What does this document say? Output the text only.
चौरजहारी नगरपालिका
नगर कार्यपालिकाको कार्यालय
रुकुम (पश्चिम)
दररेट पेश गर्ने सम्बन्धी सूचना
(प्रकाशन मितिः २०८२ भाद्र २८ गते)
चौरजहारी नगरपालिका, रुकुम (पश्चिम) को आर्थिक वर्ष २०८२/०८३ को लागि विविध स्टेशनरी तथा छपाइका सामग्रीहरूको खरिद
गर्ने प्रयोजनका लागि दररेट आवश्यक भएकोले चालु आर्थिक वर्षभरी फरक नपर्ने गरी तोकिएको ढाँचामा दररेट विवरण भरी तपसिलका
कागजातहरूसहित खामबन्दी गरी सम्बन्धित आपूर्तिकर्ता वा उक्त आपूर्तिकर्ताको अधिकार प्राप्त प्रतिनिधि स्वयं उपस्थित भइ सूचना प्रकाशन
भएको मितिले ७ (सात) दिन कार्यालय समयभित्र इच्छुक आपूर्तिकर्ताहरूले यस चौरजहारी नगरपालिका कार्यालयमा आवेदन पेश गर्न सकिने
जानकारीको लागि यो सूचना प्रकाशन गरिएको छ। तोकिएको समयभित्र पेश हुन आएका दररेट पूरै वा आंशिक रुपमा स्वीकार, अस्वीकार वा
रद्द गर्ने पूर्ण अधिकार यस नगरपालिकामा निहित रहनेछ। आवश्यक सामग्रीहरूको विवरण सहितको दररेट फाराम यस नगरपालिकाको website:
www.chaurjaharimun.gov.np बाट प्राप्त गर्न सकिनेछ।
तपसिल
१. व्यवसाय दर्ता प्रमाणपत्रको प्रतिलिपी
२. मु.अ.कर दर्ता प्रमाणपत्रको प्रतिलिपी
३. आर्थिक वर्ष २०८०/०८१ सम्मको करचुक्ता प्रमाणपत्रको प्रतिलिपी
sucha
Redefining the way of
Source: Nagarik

• • •

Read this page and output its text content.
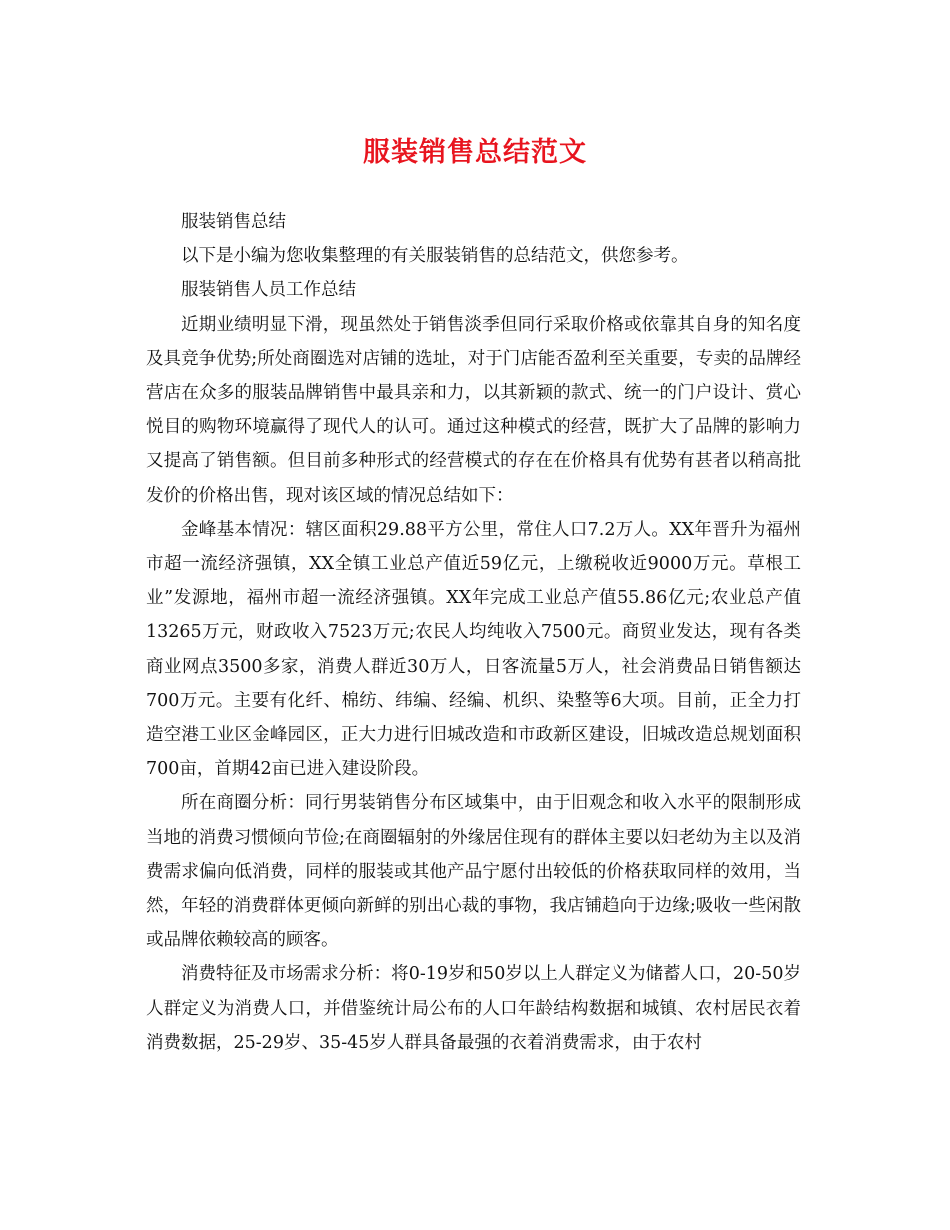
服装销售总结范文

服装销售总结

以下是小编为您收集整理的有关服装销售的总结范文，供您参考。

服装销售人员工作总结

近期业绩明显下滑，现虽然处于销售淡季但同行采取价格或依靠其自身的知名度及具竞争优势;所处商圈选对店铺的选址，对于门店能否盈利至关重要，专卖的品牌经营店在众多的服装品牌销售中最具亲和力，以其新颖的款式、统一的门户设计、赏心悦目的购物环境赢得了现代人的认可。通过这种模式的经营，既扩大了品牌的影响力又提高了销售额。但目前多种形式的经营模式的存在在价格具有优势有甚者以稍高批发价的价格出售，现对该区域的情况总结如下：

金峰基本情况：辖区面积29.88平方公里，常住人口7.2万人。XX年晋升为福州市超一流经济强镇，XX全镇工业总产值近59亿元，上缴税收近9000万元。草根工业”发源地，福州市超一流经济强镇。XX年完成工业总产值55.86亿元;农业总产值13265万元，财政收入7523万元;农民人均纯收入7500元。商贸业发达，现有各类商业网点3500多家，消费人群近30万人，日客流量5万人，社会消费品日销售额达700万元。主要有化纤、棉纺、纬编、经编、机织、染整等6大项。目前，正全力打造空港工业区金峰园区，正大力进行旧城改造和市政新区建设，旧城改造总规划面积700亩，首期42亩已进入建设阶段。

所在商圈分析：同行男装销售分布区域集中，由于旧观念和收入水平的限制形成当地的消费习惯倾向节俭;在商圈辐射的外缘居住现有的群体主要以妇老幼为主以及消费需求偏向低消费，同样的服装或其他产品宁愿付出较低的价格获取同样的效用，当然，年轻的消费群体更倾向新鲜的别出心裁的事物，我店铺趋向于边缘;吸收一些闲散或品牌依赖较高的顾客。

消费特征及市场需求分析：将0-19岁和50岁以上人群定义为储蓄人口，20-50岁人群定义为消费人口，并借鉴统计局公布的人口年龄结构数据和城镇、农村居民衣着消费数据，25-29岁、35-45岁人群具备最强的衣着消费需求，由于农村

• • •

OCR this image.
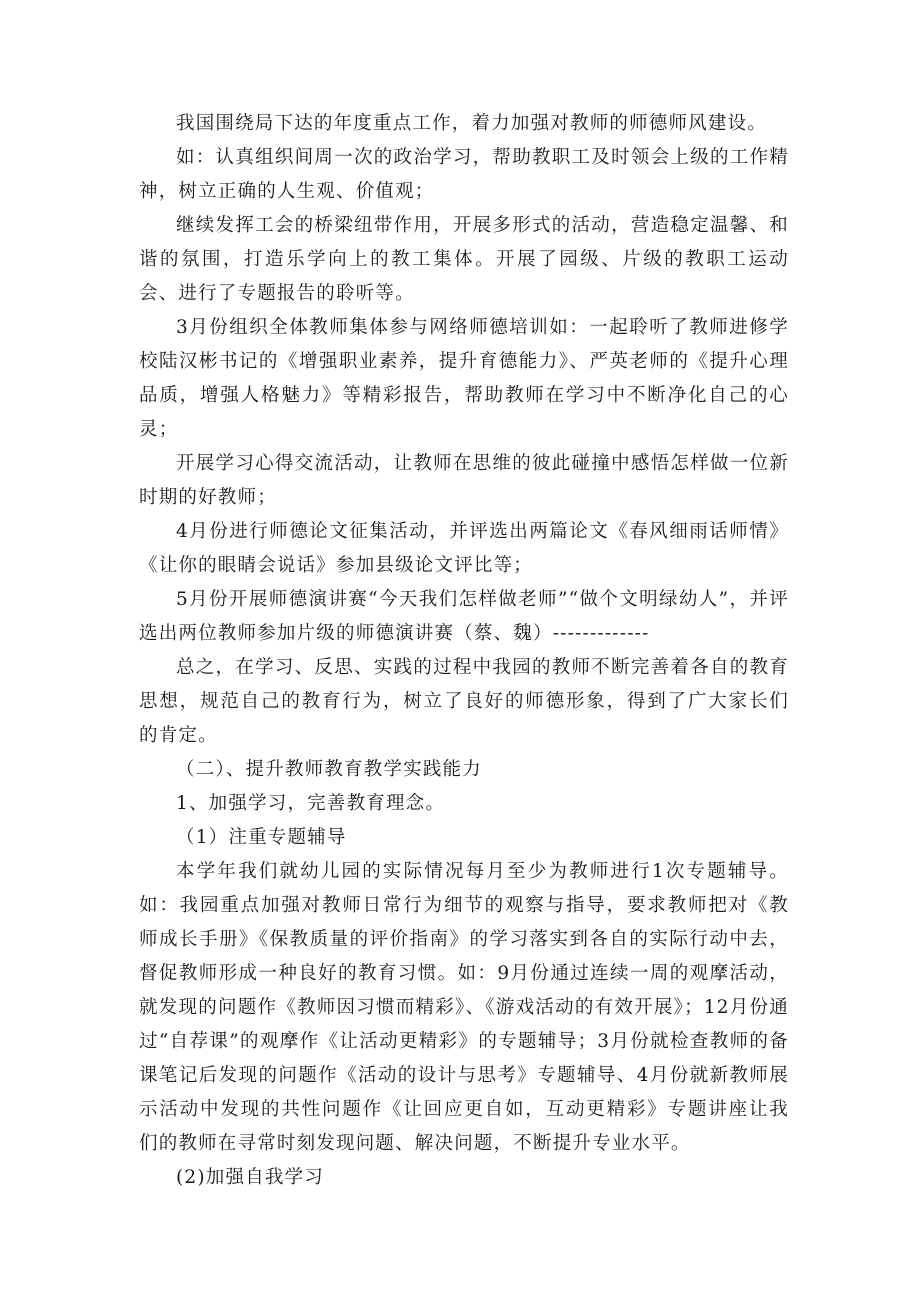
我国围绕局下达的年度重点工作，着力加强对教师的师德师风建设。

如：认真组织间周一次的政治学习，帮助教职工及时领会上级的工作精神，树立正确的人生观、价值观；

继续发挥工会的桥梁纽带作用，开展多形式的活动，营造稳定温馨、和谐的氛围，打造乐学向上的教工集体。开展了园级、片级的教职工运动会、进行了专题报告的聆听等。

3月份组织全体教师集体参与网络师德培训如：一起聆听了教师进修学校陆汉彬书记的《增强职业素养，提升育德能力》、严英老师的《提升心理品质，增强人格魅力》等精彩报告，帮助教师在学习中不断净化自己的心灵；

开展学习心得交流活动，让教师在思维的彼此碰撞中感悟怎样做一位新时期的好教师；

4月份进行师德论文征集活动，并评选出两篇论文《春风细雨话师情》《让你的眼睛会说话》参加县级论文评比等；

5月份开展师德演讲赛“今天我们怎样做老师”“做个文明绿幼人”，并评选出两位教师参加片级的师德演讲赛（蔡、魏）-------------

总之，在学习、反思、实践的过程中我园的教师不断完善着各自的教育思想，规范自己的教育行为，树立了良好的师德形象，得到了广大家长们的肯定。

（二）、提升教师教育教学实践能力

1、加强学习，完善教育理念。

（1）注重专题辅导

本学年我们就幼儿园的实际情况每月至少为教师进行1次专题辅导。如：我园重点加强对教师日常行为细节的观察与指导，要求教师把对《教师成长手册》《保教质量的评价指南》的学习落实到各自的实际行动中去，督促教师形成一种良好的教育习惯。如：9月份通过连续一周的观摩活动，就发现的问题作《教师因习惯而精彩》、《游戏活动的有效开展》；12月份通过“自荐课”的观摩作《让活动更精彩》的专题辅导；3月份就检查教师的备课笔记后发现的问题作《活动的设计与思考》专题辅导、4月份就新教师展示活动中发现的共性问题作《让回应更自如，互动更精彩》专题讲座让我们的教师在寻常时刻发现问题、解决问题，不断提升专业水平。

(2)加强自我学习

• • •

• _TASK GOAL_
Your answer should be only the number of lines that hold the word "text".

• _PROBLEM SOLUTION_
2